-- begin --

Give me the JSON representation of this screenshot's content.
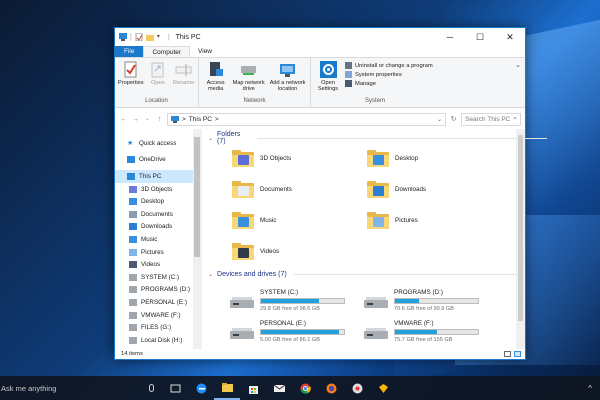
{
  "taskbar": {
    "search_placeholder": "Ask me anything",
    "apps": [
      "task-view-icon",
      "edge-icon",
      "file-explorer-icon",
      "store-icon",
      "mail-icon",
      "chrome-icon",
      "firefox-icon",
      "media-icon",
      "sketch-icon"
    ],
    "tray_chevron": "^"
  },
  "window": {
    "title": "This PC",
    "tabs": [
      "File",
      "Computer",
      "View"
    ],
    "active_tab": "Computer",
    "ribbon": {
      "location": {
        "label": "Location",
        "buttons": [
          "Properties",
          "Open",
          "Rename"
        ]
      },
      "network": {
        "label": "Network",
        "buttons": [
          "Access media",
          "Map network drive",
          "Add a network location"
        ]
      },
      "system": {
        "label": "System",
        "open_settings": "Open Settings",
        "items": [
          "Uninstall or change a program",
          "System properties",
          "Manage"
        ]
      }
    },
    "address": {
      "path": "This PC",
      "separator": ">",
      "search_placeholder": "Search This PC"
    },
    "nav": [
      {
        "label": "Quick access",
        "icon": "star-icon"
      },
      {
        "label": "OneDrive",
        "icon": "cloud-icon"
      },
      {
        "label": "This PC",
        "icon": "computer-icon",
        "selected": true
      },
      {
        "label": "3D Objects",
        "icon": "cube-icon"
      },
      {
        "label": "Desktop",
        "icon": "desktop-icon"
      },
      {
        "label": "Documents",
        "icon": "documents-icon"
      },
      {
        "label": "Downloads",
        "icon": "download-icon"
      },
      {
        "label": "Music",
        "icon": "music-icon"
      },
      {
        "label": "Pictures",
        "icon": "pictures-icon"
      },
      {
        "label": "Videos",
        "icon": "videos-icon"
      },
      {
        "label": "SYSTEM (C:)",
        "icon": "drive-icon"
      },
      {
        "label": "PROGRAMS (D:)",
        "icon": "drive-icon"
      },
      {
        "label": "PERSONAL (E:)",
        "icon": "drive-icon"
      },
      {
        "label": "VMWARE (F:)",
        "icon": "drive-icon"
      },
      {
        "label": "FILES (G:)",
        "icon": "drive-icon"
      },
      {
        "label": "Local Disk (H:)",
        "icon": "drive-icon"
      }
    ],
    "folders_header": "Folders (7)",
    "folders": [
      {
        "label": "3D Objects",
        "emblem": "#5b6fd6"
      },
      {
        "label": "Desktop",
        "emblem": "#3b8fe0"
      },
      {
        "label": "Documents",
        "emblem": "#e9eef5"
      },
      {
        "label": "Downloads",
        "emblem": "#2a7fd4"
      },
      {
        "label": "Music",
        "emblem": "#3b8fe0"
      },
      {
        "label": "Pictures",
        "emblem": "#7fb5e8"
      },
      {
        "label": "Videos",
        "emblem": "#2f3a48"
      }
    ],
    "drives_header": "Devices and drives (7)",
    "drives": [
      {
        "label": "SYSTEM (C:)",
        "free": "29.8 GB free of 98.6 GB",
        "used": 0.7
      },
      {
        "label": "PROGRAMS (D:)",
        "free": "70.6 GB free of 99.9 GB",
        "used": 0.29
      },
      {
        "label": "PERSONAL (E:)",
        "free": "5.00 GB free of 86.1 GB",
        "used": 0.94
      },
      {
        "label": "VMWARE (F:)",
        "free": "75.7 GB free of 155 GB",
        "used": 0.51
      }
    ],
    "status": "14 items"
  }
}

-- end --

Short exercise |
Transcribe the whole listing, character for character, but not its images.

Reply |
Give me the JSON representation of this screenshot's content.
{
  "taskbar": {
    "search_placeholder": "Ask me anything",
    "apps": [
      "task-view-icon",
      "edge-icon",
      "file-explorer-icon",
      "store-icon",
      "mail-icon",
      "chrome-icon",
      "firefox-icon",
      "media-icon",
      "sketch-icon"
    ],
    "tray_chevron": "^"
  },
  "window": {
    "title": "This PC",
    "tabs": [
      "File",
      "Computer",
      "View"
    ],
    "active_tab": "Computer",
    "ribbon": {
      "location": {
        "label": "Location",
        "buttons": [
          "Properties",
          "Open",
          "Rename"
        ]
      },
      "network": {
        "label": "Network",
        "buttons": [
          "Access media",
          "Map network drive",
          "Add a network location"
        ]
      },
      "system": {
        "label": "System",
        "open_settings": "Open Settings",
        "items": [
          "Uninstall or change a program",
          "System properties",
          "Manage"
        ]
      }
    },
    "address": {
      "path": "This PC",
      "separator": ">",
      "search_placeholder": "Search This PC"
    },
    "nav": [
      {
        "label": "Quick access",
        "icon": "star-icon"
      },
      {
        "label": "OneDrive",
        "icon": "cloud-icon"
      },
      {
        "label": "This PC",
        "icon": "computer-icon",
        "selected": true
      },
      {
        "label": "3D Objects",
        "icon": "cube-icon"
      },
      {
        "label": "Desktop",
        "icon": "desktop-icon"
      },
      {
        "label": "Documents",
        "icon": "documents-icon"
      },
      {
        "label": "Downloads",
        "icon": "download-icon"
      },
      {
        "label": "Music",
        "icon": "music-icon"
      },
      {
        "label": "Pictures",
        "icon": "pictures-icon"
      },
      {
        "label": "Videos",
        "icon": "videos-icon"
      },
      {
        "label": "SYSTEM (C:)",
        "icon": "drive-icon"
      },
      {
        "label": "PROGRAMS (D:)",
        "icon": "drive-icon"
      },
      {
        "label": "PERSONAL (E:)",
        "icon": "drive-icon"
      },
      {
        "label": "VMWARE (F:)",
        "icon": "drive-icon"
      },
      {
        "label": "FILES (G:)",
        "icon": "drive-icon"
      },
      {
        "label": "Local Disk (H:)",
        "icon": "drive-icon"
      }
    ],
    "folders_header": "Folders (7)",
    "folders": [
      {
        "label": "3D Objects",
        "emblem": "#5b6fd6"
      },
      {
        "label": "Desktop",
        "emblem": "#3b8fe0"
      },
      {
        "label": "Documents",
        "emblem": "#e9eef5"
      },
      {
        "label": "Downloads",
        "emblem": "#2a7fd4"
      },
      {
        "label": "Music",
        "emblem": "#3b8fe0"
      },
      {
        "label": "Pictures",
        "emblem": "#7fb5e8"
      },
      {
        "label": "Videos",
        "emblem": "#2f3a48"
      }
    ],
    "drives_header": "Devices and drives (7)",
    "drives": [
      {
        "label": "SYSTEM (C:)",
        "free": "29.8 GB free of 98.6 GB",
        "used": 0.7
      },
      {
        "label": "PROGRAMS (D:)",
        "free": "70.6 GB free of 99.9 GB",
        "used": 0.29
      },
      {
        "label": "PERSONAL (E:)",
        "free": "5.00 GB free of 86.1 GB",
        "used": 0.94
      },
      {
        "label": "VMWARE (F:)",
        "free": "75.7 GB free of 155 GB",
        "used": 0.51
      }
    ],
    "status": "14 items"
  }
}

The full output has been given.